→ WHAT TO WORK ON: Gather up the lines that contain "Kirche".
== DATASET ROWS
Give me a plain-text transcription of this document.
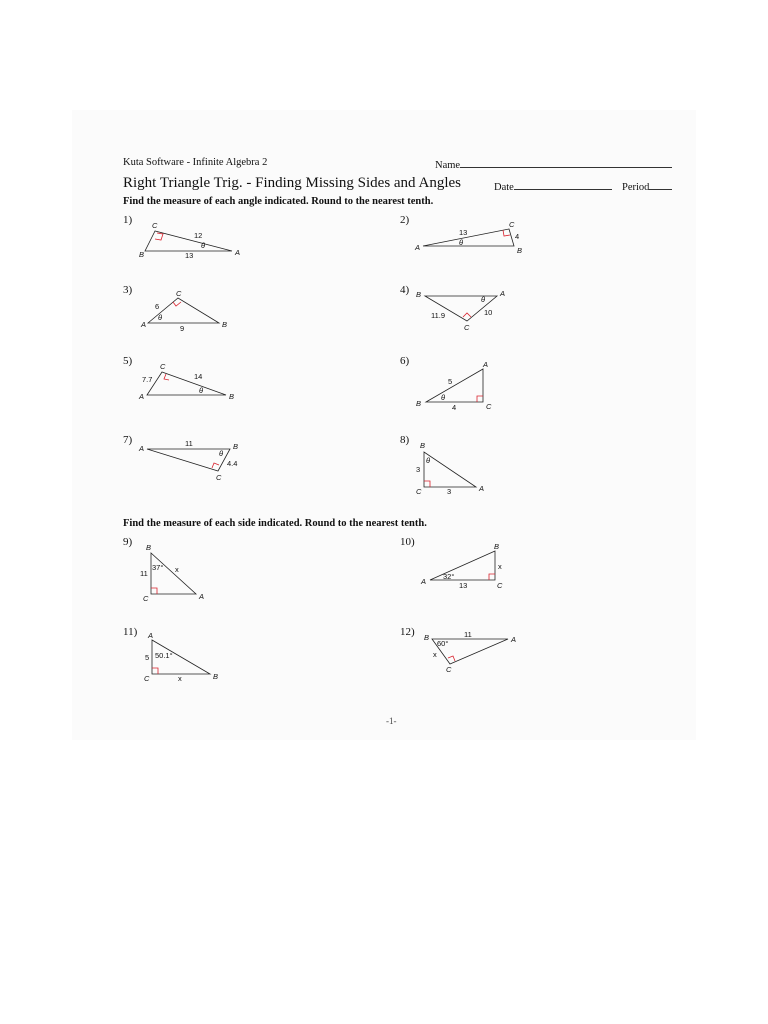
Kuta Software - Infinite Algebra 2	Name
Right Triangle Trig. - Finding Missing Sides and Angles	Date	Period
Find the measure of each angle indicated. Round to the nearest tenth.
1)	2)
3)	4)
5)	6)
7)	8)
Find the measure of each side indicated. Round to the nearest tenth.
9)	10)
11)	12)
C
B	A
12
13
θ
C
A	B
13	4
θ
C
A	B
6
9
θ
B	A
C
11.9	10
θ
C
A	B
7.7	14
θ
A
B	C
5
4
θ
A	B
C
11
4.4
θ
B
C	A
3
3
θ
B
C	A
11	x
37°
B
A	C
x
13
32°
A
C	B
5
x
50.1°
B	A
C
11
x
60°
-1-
====
== DATASET ROWS
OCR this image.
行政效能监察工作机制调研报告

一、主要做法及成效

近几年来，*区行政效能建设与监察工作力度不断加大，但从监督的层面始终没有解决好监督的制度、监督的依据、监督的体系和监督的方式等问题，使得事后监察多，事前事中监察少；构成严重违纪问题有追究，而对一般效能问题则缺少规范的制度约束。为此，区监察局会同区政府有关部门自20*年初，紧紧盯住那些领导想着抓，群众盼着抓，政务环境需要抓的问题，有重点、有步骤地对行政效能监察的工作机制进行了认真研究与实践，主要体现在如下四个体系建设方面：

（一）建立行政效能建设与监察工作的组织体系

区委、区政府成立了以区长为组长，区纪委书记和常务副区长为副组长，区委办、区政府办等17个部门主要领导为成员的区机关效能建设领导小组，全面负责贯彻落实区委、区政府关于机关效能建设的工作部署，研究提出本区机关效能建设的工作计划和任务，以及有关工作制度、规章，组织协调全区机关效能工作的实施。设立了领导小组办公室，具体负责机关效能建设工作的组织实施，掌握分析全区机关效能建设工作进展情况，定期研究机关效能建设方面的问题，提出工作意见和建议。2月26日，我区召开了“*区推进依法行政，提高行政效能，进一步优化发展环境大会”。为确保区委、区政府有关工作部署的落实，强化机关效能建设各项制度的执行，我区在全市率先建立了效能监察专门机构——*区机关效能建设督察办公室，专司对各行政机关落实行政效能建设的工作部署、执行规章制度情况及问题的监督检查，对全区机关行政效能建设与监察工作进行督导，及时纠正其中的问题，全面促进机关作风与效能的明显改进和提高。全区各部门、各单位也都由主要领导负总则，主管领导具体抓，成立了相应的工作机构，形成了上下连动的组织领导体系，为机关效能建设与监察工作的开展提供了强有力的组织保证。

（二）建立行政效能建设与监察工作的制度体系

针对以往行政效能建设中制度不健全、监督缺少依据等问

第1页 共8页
====
== DATASET ROWS
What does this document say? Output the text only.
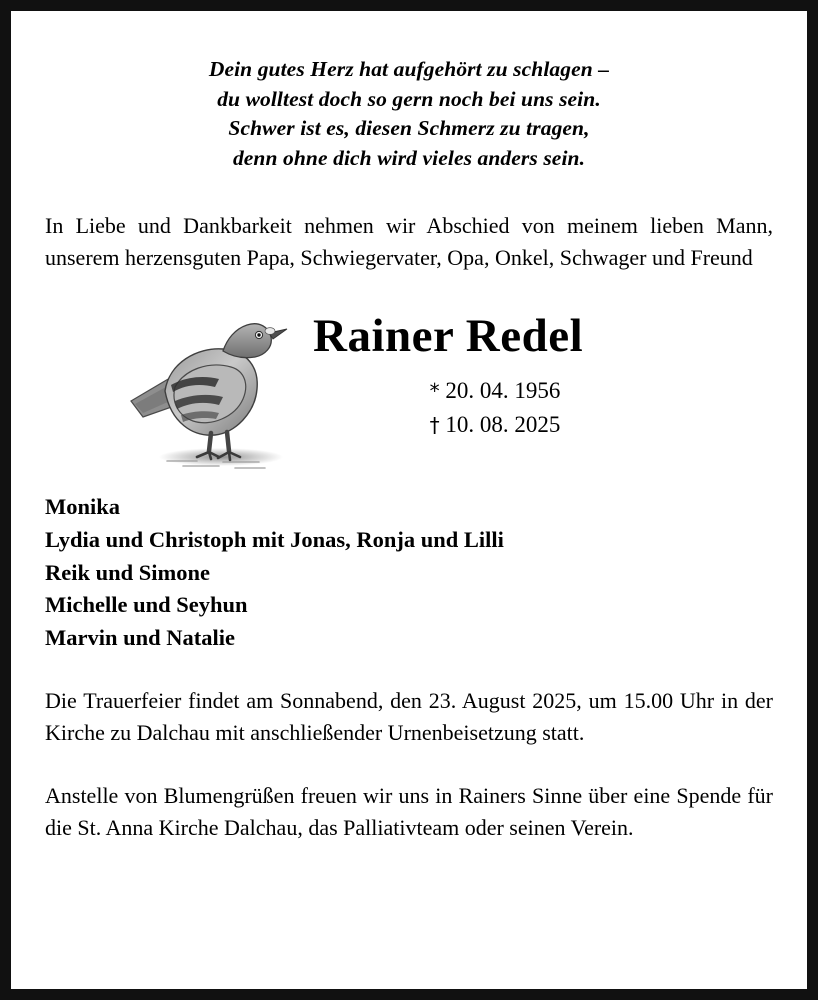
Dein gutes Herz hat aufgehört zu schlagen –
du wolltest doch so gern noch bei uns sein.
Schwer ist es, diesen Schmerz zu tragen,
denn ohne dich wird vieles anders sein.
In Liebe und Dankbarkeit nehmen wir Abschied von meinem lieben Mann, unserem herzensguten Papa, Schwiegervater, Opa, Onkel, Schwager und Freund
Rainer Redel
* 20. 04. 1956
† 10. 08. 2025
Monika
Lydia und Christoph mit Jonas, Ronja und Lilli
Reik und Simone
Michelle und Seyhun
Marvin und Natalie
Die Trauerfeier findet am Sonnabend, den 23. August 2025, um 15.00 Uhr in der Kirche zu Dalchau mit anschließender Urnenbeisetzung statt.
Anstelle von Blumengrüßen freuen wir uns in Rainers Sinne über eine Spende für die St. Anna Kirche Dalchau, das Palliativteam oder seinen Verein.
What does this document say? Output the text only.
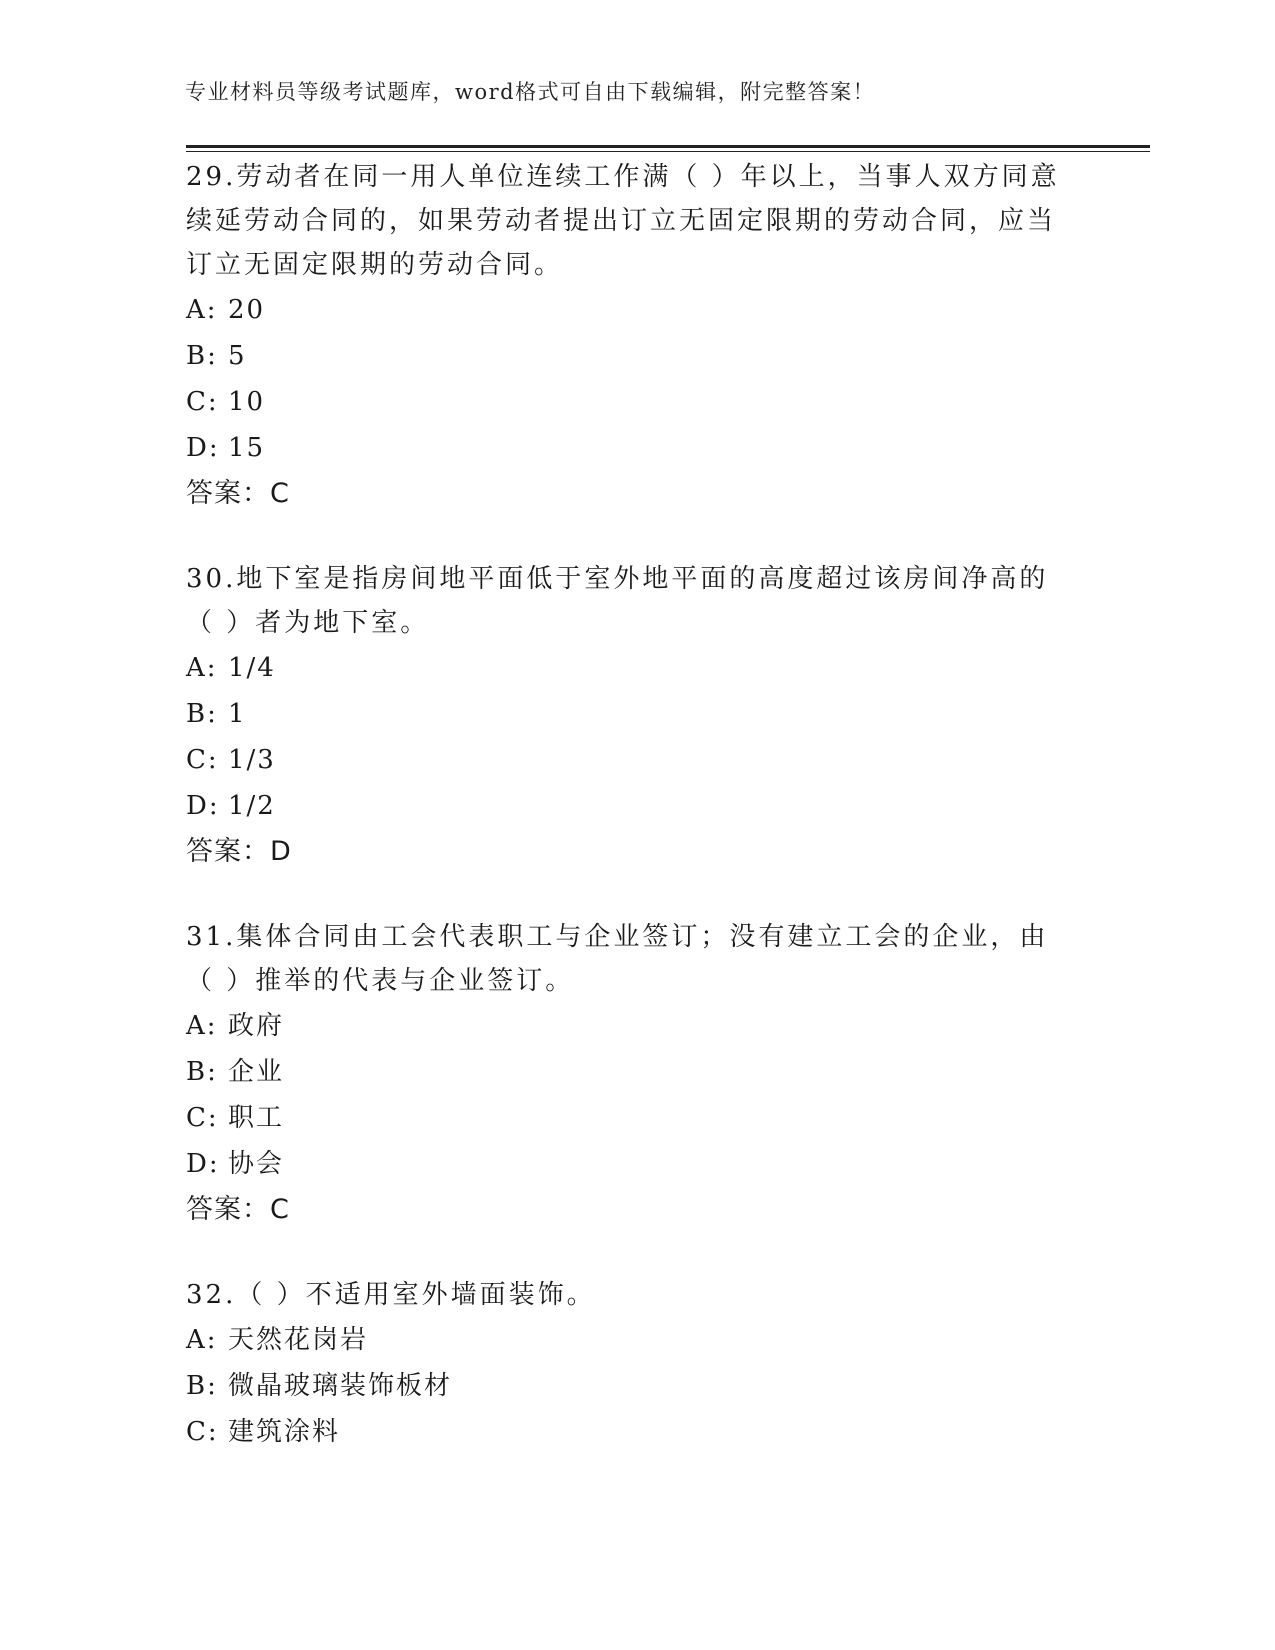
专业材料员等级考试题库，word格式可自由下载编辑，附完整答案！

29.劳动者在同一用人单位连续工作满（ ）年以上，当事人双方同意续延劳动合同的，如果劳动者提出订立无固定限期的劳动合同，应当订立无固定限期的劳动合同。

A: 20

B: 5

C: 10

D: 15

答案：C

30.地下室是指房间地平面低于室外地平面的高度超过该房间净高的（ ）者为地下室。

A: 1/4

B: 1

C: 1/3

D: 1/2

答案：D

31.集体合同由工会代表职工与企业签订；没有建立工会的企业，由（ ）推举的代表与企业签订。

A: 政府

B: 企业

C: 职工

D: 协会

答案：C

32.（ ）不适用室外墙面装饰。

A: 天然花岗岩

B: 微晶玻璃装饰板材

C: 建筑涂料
====
→ COMPLETE RESPONSE:
Die Trauerfeier findet am Sonnabend, den 23. August 2025, um 15.00 Uhr in der Kirche zu Dalchau mit anschließender Urnenbeisetzung statt.
Anstelle von Blumengrüßen freuen wir uns in Rainers Sinne über eine Spende für die St. Anna Kirche Dalchau, das Palliativteam oder seinen Verein.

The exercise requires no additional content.